In the entries below, how many lines hold the string "Science"? Give only the number.

[Figure dataset records]
───

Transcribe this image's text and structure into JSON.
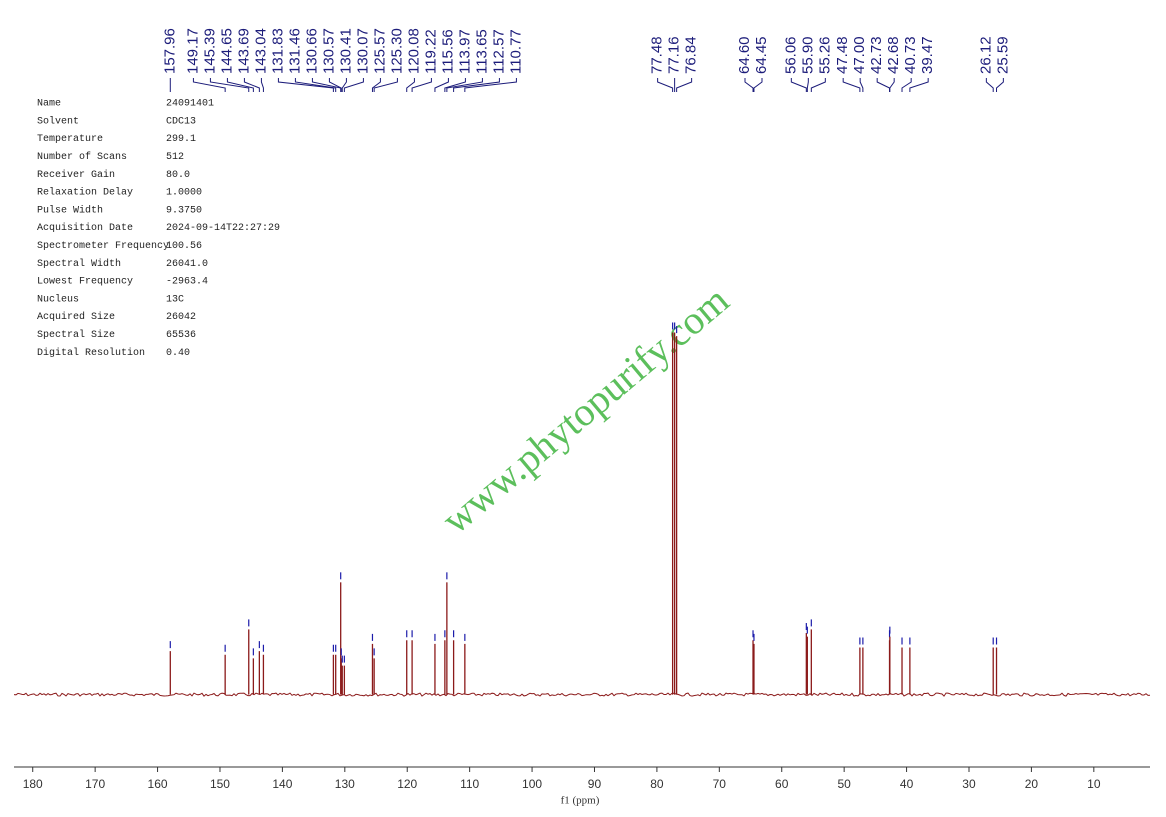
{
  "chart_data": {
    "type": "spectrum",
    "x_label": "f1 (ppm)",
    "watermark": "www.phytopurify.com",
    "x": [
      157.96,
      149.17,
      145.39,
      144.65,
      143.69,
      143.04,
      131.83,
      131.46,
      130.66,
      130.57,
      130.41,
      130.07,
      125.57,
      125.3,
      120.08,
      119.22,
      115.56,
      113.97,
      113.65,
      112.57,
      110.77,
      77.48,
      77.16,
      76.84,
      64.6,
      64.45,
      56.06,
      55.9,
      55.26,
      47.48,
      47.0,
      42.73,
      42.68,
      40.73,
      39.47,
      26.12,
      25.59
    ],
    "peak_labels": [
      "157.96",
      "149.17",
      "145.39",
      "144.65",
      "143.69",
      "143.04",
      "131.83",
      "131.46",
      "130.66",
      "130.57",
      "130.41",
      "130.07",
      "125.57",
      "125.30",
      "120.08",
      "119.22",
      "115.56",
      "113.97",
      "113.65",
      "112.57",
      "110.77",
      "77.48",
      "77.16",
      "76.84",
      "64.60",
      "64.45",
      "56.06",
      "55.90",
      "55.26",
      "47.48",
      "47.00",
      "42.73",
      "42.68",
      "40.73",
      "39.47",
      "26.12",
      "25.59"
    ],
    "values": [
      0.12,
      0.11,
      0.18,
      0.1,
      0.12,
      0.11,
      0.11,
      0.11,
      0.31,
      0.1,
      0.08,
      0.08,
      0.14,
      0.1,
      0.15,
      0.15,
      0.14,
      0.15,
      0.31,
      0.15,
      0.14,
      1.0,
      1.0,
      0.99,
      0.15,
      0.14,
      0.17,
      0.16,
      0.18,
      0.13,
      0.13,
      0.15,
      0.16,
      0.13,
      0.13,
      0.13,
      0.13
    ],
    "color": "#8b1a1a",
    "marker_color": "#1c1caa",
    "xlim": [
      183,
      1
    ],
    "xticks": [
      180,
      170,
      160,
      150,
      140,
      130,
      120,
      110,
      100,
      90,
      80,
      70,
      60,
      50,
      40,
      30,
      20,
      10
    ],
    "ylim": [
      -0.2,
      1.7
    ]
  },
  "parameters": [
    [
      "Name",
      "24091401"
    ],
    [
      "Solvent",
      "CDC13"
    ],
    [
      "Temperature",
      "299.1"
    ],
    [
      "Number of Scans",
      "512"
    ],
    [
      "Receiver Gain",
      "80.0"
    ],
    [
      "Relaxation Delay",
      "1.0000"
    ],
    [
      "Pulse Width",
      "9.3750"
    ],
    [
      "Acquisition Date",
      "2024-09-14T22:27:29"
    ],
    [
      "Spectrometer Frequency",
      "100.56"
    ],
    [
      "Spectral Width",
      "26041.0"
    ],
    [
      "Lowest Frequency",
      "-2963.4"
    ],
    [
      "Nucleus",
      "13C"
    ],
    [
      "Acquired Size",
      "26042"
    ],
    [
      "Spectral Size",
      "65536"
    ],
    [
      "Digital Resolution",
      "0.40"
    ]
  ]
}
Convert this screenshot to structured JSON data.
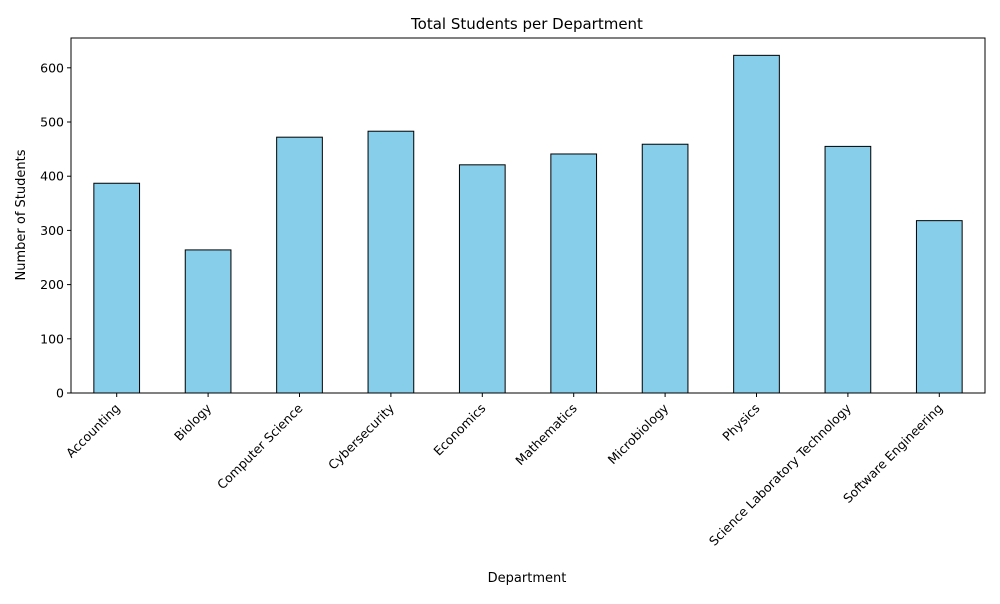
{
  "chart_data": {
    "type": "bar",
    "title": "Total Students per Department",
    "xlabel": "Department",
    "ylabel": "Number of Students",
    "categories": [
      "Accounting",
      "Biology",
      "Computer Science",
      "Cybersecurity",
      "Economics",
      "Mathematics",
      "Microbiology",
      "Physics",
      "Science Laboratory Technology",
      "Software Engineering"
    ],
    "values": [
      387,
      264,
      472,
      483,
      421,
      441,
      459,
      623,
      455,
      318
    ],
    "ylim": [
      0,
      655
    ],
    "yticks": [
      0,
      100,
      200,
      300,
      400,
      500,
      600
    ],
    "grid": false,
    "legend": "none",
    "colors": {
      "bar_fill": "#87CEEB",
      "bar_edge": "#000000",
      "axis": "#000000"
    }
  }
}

───

RESULT OF THIS TASK: 2